## Begin DATASET ROWS

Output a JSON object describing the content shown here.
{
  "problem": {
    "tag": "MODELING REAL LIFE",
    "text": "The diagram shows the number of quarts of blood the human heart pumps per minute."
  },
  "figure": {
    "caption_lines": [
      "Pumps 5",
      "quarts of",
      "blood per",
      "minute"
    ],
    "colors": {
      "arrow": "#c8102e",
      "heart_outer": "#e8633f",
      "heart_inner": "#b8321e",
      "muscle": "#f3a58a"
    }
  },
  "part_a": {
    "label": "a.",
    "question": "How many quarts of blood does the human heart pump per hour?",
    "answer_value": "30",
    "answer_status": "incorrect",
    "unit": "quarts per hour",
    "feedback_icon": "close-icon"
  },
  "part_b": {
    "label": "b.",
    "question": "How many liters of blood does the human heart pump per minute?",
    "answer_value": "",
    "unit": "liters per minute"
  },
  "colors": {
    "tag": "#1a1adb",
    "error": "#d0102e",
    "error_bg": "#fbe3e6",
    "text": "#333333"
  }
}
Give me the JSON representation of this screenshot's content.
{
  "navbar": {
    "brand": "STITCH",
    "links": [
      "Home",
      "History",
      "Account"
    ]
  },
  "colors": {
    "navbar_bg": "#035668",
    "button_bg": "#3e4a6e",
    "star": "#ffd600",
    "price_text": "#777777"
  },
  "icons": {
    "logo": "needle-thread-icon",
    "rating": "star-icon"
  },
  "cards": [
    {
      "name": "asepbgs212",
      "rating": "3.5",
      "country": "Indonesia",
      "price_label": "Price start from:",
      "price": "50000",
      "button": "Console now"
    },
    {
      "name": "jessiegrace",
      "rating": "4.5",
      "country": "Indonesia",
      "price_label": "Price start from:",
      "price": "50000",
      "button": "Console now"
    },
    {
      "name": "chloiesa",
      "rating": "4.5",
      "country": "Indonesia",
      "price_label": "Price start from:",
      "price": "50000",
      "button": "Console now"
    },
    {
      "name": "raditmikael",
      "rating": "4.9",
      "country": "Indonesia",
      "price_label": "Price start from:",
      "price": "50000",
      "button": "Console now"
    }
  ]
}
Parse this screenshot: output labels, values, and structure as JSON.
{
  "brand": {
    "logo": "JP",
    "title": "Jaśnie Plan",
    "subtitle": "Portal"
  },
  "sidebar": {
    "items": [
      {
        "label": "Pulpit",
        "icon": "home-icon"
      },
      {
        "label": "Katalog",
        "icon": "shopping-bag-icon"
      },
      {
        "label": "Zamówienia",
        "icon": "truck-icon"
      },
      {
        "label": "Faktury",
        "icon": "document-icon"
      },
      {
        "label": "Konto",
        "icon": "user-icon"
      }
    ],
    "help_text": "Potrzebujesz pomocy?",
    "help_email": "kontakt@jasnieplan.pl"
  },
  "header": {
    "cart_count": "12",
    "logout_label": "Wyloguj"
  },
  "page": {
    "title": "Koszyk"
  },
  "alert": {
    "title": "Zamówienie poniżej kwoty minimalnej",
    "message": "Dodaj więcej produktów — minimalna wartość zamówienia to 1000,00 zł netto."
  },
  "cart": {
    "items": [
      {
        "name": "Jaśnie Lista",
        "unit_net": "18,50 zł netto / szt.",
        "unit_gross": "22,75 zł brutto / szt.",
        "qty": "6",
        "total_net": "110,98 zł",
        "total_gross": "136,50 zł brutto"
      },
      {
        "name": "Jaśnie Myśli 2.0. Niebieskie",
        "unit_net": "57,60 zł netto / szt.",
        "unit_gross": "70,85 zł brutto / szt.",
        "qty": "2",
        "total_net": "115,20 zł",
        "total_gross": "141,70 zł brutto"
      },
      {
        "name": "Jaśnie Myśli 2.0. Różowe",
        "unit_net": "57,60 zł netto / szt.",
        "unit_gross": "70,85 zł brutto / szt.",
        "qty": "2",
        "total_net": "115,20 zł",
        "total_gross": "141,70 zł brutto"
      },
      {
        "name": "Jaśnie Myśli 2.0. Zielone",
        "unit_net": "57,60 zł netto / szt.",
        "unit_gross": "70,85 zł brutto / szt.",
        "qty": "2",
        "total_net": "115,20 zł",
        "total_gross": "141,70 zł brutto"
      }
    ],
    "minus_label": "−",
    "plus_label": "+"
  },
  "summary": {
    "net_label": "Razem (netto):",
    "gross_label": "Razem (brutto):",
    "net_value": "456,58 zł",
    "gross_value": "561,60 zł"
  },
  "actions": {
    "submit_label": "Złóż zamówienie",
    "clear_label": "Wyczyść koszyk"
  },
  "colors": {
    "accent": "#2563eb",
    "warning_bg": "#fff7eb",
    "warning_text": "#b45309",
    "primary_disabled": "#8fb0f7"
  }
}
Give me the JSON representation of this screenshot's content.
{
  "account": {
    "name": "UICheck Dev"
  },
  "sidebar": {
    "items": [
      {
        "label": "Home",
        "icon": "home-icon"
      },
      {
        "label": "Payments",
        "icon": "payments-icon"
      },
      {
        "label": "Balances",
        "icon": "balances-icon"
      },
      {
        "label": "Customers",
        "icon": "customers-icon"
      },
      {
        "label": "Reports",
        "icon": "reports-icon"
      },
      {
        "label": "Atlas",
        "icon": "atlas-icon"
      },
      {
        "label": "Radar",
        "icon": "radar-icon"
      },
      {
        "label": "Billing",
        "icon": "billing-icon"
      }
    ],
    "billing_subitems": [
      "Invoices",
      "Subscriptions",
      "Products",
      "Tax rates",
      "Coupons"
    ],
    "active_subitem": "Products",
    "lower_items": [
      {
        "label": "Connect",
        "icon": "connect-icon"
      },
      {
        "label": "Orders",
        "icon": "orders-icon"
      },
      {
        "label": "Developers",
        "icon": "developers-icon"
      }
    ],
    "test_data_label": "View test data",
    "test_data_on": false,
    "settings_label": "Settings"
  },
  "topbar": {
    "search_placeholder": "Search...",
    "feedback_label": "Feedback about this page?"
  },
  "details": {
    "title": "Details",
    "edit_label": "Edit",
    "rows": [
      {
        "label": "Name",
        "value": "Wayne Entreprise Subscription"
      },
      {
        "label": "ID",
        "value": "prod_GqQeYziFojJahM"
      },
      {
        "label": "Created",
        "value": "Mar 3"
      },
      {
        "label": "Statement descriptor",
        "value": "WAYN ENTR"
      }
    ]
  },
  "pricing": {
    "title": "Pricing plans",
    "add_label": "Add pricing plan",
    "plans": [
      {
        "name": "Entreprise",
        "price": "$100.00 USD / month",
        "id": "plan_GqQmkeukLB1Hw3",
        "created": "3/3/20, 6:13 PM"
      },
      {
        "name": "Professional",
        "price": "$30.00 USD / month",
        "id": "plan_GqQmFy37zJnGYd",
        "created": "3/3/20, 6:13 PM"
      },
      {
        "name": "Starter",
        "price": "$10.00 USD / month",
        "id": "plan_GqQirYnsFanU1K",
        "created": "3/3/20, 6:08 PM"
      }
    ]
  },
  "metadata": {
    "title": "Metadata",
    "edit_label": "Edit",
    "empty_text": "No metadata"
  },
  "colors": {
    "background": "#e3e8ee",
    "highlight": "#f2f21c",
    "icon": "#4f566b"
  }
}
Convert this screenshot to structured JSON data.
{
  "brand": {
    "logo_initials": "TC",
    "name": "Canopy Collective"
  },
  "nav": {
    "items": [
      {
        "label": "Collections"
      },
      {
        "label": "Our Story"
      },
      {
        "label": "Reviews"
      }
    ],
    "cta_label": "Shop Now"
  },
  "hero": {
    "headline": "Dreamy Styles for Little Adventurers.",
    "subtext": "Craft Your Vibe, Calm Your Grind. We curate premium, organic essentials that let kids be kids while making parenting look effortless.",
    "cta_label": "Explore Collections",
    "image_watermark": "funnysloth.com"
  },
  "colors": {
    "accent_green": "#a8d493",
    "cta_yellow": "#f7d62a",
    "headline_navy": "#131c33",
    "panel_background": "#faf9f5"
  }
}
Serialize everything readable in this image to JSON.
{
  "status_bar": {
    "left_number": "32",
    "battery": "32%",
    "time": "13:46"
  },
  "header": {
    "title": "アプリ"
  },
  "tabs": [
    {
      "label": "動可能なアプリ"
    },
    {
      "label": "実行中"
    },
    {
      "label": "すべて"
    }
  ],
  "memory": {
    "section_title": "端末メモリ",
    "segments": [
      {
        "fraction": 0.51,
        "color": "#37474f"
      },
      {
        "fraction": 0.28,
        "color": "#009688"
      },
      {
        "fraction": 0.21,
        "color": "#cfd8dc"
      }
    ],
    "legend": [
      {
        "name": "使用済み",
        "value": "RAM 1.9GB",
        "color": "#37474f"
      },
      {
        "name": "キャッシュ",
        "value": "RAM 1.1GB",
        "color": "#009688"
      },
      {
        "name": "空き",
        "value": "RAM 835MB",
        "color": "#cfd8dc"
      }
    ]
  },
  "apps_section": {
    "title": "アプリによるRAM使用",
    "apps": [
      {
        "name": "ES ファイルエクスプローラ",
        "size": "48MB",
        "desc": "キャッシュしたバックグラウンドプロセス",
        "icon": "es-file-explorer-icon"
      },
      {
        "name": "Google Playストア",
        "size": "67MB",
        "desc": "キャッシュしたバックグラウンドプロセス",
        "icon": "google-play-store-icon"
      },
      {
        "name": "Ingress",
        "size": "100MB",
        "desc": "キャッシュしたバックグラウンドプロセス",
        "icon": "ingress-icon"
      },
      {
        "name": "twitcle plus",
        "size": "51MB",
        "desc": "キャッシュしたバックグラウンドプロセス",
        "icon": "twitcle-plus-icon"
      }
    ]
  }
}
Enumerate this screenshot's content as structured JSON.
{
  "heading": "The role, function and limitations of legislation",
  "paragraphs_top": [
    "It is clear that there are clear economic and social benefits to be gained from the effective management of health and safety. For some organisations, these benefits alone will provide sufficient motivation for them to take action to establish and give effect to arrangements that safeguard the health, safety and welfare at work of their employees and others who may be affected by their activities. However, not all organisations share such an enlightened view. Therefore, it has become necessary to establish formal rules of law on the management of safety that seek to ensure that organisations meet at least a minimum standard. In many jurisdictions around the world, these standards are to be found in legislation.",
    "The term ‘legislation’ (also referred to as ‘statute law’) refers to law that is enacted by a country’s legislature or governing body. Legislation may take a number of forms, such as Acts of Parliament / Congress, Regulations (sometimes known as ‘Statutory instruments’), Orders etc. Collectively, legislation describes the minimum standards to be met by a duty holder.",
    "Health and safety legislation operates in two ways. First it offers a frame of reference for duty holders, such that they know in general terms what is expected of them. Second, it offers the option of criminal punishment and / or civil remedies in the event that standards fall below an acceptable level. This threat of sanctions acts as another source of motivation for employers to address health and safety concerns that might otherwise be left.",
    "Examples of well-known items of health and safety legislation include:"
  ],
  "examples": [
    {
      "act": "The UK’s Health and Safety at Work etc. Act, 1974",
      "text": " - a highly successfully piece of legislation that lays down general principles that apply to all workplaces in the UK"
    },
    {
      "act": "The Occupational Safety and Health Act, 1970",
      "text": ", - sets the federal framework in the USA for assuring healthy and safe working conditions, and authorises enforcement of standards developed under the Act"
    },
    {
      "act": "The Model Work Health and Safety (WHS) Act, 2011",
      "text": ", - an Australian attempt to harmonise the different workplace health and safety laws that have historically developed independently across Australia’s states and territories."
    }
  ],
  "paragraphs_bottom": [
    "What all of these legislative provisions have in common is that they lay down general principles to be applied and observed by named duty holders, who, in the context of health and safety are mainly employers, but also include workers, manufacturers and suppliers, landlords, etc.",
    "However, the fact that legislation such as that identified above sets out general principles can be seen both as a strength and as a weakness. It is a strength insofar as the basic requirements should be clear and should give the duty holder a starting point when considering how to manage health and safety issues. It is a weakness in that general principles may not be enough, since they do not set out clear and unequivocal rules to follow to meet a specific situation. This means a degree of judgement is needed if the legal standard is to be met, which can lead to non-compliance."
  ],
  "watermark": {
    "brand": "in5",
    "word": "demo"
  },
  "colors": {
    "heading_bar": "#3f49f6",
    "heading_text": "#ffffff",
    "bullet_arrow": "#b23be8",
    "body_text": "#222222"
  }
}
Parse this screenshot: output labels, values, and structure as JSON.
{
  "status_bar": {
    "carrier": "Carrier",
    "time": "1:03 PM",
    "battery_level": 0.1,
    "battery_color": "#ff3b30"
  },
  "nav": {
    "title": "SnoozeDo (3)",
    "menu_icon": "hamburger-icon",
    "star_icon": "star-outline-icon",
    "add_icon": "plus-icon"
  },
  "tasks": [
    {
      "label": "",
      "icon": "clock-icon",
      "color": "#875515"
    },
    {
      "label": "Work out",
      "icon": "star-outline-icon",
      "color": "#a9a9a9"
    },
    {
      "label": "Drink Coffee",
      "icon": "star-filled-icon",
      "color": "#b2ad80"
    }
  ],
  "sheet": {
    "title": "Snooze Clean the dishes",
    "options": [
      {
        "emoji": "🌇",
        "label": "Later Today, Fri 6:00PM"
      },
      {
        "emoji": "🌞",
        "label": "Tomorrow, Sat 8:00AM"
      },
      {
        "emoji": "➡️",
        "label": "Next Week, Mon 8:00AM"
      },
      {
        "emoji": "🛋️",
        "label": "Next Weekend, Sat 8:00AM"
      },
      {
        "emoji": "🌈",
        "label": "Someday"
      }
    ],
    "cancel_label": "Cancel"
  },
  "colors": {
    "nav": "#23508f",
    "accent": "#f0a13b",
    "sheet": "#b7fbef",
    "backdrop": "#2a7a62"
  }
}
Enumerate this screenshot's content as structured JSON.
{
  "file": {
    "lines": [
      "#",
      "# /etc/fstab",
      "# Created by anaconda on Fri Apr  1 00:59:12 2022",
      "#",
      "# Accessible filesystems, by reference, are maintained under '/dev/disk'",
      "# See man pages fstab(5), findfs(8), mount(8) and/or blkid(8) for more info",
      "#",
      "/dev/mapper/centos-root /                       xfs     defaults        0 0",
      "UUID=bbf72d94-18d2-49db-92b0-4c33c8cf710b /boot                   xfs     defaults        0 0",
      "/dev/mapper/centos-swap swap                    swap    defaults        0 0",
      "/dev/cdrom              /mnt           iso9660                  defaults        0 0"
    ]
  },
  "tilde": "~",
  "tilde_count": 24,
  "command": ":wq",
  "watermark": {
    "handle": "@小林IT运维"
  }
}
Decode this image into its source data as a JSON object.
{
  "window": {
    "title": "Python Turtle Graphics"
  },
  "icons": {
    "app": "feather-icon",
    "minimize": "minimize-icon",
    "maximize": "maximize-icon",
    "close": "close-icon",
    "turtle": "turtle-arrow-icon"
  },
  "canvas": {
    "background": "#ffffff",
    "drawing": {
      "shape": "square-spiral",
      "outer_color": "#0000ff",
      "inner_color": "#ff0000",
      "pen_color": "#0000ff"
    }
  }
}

## End DATASET ROWS

## WORK TO COMPLETE
Search the data for the string "under" and copy each line where it appears.

## RESULT OF THIS EXERCISE
      "text": ", - sets the federal framework in the USA for assuring healthy and safe working conditions, and authorises enforcement of standards developed under the Act"
      "# Accessible filesystems, by reference, are maintained under '/dev/disk'",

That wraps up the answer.